_Aim of the task:_
Where the word "trend" occurs in a line, return that line.
━━━━━ Records
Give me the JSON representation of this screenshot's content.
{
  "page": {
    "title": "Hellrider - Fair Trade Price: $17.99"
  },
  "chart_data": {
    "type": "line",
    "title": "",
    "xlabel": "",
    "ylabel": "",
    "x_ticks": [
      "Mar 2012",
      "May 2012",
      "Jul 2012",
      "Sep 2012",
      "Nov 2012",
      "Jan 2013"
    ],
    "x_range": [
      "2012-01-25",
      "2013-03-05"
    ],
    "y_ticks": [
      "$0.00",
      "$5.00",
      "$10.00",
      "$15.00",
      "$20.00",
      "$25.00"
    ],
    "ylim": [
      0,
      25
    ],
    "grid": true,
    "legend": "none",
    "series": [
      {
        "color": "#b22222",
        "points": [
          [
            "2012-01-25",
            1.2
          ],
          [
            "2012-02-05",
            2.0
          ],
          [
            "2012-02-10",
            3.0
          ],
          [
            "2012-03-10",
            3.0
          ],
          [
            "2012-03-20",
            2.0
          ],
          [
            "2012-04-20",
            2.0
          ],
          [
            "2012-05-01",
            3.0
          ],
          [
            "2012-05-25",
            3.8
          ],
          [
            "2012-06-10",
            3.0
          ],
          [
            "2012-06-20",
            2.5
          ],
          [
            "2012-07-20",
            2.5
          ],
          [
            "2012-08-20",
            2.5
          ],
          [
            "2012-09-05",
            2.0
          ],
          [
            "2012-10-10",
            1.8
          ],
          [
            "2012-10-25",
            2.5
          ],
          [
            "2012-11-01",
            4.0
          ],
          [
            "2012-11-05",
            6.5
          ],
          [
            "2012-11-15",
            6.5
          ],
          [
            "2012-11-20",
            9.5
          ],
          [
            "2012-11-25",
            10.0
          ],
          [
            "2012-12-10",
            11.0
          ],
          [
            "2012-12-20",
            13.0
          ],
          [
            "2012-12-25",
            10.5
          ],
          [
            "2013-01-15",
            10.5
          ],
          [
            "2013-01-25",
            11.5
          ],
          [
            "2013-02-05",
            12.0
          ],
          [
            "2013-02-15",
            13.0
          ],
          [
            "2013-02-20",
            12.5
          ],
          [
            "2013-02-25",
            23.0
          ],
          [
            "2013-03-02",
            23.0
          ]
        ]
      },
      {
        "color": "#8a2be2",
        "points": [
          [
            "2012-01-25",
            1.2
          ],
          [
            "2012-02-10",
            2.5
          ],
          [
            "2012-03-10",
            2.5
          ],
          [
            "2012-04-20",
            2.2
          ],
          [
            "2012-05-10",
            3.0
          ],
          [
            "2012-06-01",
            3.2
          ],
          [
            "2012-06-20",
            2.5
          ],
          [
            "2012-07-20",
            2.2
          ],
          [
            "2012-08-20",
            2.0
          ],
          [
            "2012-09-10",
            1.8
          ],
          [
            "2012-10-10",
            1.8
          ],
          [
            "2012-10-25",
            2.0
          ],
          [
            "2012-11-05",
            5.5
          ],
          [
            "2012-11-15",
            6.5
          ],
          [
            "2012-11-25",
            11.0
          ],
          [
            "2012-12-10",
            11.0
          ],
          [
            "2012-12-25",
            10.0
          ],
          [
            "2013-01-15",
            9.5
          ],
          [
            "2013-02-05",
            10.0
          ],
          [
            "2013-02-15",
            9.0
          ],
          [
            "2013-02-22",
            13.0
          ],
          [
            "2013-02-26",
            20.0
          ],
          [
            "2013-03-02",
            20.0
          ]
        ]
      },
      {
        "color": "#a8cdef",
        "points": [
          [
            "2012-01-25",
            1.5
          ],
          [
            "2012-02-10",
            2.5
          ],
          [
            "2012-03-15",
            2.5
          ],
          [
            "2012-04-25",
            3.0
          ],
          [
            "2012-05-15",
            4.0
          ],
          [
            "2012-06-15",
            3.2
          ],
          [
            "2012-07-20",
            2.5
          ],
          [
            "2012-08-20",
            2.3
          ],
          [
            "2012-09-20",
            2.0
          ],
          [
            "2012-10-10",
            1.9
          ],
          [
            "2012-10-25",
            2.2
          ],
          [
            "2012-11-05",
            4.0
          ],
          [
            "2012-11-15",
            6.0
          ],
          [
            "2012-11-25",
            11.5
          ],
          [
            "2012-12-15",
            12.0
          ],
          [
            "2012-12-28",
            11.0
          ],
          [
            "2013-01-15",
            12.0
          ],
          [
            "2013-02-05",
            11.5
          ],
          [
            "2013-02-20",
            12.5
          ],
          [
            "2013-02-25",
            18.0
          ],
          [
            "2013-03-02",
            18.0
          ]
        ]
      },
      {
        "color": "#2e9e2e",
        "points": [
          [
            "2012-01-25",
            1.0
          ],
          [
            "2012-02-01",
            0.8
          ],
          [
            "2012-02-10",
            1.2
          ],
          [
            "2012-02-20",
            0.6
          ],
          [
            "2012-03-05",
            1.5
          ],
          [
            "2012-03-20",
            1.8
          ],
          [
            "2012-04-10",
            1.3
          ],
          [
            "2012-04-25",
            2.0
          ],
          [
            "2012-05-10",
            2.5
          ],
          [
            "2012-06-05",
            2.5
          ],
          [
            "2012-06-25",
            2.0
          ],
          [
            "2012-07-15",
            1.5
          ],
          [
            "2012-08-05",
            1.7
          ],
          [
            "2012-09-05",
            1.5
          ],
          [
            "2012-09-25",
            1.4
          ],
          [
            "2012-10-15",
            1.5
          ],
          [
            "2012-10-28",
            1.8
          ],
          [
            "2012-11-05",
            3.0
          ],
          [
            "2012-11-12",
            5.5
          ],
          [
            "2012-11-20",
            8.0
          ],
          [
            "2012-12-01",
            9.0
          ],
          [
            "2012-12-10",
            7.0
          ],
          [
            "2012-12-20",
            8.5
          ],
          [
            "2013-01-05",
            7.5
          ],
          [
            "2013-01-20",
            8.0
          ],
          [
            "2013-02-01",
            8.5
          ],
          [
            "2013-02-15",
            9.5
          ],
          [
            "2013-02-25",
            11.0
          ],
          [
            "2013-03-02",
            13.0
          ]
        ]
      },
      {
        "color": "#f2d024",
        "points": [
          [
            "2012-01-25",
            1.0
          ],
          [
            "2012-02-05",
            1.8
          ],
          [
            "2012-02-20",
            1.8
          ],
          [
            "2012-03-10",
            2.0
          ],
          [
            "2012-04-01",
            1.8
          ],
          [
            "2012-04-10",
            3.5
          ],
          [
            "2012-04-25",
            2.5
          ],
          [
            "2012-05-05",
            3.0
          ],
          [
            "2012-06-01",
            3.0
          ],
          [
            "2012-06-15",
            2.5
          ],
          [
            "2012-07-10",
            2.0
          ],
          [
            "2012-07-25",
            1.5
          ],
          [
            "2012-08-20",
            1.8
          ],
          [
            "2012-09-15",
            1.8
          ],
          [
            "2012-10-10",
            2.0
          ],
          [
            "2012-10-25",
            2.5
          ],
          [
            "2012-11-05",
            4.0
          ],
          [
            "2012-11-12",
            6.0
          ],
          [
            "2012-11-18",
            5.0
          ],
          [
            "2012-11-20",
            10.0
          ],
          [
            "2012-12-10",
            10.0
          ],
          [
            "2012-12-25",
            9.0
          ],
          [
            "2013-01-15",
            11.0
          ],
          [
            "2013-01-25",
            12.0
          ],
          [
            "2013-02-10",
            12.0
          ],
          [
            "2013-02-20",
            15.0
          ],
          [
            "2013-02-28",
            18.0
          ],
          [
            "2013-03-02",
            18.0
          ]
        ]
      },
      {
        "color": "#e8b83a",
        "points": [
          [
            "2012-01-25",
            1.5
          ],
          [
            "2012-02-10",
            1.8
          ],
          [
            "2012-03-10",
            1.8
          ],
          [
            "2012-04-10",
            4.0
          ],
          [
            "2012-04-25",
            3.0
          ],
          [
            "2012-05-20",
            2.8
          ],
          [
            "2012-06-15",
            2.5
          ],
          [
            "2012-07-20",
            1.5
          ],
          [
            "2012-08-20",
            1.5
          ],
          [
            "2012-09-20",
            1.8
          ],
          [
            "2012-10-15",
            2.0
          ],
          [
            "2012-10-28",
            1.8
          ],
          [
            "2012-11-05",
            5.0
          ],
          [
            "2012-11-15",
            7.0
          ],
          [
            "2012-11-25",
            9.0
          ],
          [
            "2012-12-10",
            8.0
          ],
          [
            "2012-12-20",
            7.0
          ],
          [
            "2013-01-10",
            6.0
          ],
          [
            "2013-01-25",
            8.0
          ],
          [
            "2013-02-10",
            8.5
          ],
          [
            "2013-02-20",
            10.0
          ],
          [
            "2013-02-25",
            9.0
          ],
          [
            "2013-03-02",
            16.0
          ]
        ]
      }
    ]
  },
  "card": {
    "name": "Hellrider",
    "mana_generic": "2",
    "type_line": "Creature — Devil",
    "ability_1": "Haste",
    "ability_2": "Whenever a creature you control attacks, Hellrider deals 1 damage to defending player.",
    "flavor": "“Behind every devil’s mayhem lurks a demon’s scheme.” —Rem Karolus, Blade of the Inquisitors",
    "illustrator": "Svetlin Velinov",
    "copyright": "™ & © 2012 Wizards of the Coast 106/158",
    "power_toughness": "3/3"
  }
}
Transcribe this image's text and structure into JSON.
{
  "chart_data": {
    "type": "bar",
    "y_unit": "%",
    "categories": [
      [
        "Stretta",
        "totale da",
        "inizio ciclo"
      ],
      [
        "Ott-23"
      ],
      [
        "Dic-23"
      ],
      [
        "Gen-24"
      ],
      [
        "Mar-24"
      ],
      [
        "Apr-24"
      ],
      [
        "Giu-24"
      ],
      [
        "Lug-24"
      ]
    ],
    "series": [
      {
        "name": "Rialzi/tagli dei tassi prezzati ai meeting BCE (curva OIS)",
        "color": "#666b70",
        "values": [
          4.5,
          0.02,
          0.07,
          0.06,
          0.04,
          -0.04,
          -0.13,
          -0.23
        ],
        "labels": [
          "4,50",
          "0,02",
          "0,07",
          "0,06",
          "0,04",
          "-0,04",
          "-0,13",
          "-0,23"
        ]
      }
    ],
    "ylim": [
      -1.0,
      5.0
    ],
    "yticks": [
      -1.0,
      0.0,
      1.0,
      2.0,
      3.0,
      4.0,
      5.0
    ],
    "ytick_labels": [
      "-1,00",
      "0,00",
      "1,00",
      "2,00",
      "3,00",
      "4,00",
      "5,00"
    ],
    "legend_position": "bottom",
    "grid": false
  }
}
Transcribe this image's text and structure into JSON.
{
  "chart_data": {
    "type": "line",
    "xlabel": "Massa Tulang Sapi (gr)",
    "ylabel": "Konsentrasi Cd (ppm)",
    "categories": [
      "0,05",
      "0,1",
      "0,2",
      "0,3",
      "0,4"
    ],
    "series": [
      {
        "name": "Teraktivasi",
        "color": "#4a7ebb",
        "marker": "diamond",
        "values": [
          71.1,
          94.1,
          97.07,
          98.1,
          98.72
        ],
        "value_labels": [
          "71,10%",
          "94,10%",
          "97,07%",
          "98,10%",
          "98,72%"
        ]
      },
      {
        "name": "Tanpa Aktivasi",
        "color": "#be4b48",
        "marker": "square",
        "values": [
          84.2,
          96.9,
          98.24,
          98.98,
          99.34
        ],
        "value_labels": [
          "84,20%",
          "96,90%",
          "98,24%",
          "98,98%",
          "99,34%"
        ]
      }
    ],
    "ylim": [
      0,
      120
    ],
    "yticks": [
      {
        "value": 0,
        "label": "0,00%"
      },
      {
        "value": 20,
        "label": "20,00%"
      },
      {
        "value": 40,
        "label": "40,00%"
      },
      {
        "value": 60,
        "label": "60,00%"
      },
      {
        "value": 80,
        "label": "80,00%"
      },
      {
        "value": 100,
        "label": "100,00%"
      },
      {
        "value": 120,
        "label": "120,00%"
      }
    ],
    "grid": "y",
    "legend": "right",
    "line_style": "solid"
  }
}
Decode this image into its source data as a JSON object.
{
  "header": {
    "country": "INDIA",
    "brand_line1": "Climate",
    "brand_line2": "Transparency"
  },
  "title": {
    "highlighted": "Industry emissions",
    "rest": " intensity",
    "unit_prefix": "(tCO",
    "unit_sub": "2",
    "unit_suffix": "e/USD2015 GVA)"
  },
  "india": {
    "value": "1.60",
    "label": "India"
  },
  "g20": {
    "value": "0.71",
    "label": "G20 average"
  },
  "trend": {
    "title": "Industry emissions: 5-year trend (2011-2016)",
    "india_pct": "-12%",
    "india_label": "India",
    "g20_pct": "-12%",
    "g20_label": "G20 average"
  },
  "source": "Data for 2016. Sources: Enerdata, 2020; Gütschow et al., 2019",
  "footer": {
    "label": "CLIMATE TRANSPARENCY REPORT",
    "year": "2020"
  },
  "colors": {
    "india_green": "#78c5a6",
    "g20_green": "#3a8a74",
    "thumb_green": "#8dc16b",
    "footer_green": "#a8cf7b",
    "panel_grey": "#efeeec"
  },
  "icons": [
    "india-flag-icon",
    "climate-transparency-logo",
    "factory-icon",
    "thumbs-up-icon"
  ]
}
━━━━━━━━━━
_The reply:_
  "trend": {
    "title": "Industry emissions: 5-year trend (2011-2016)",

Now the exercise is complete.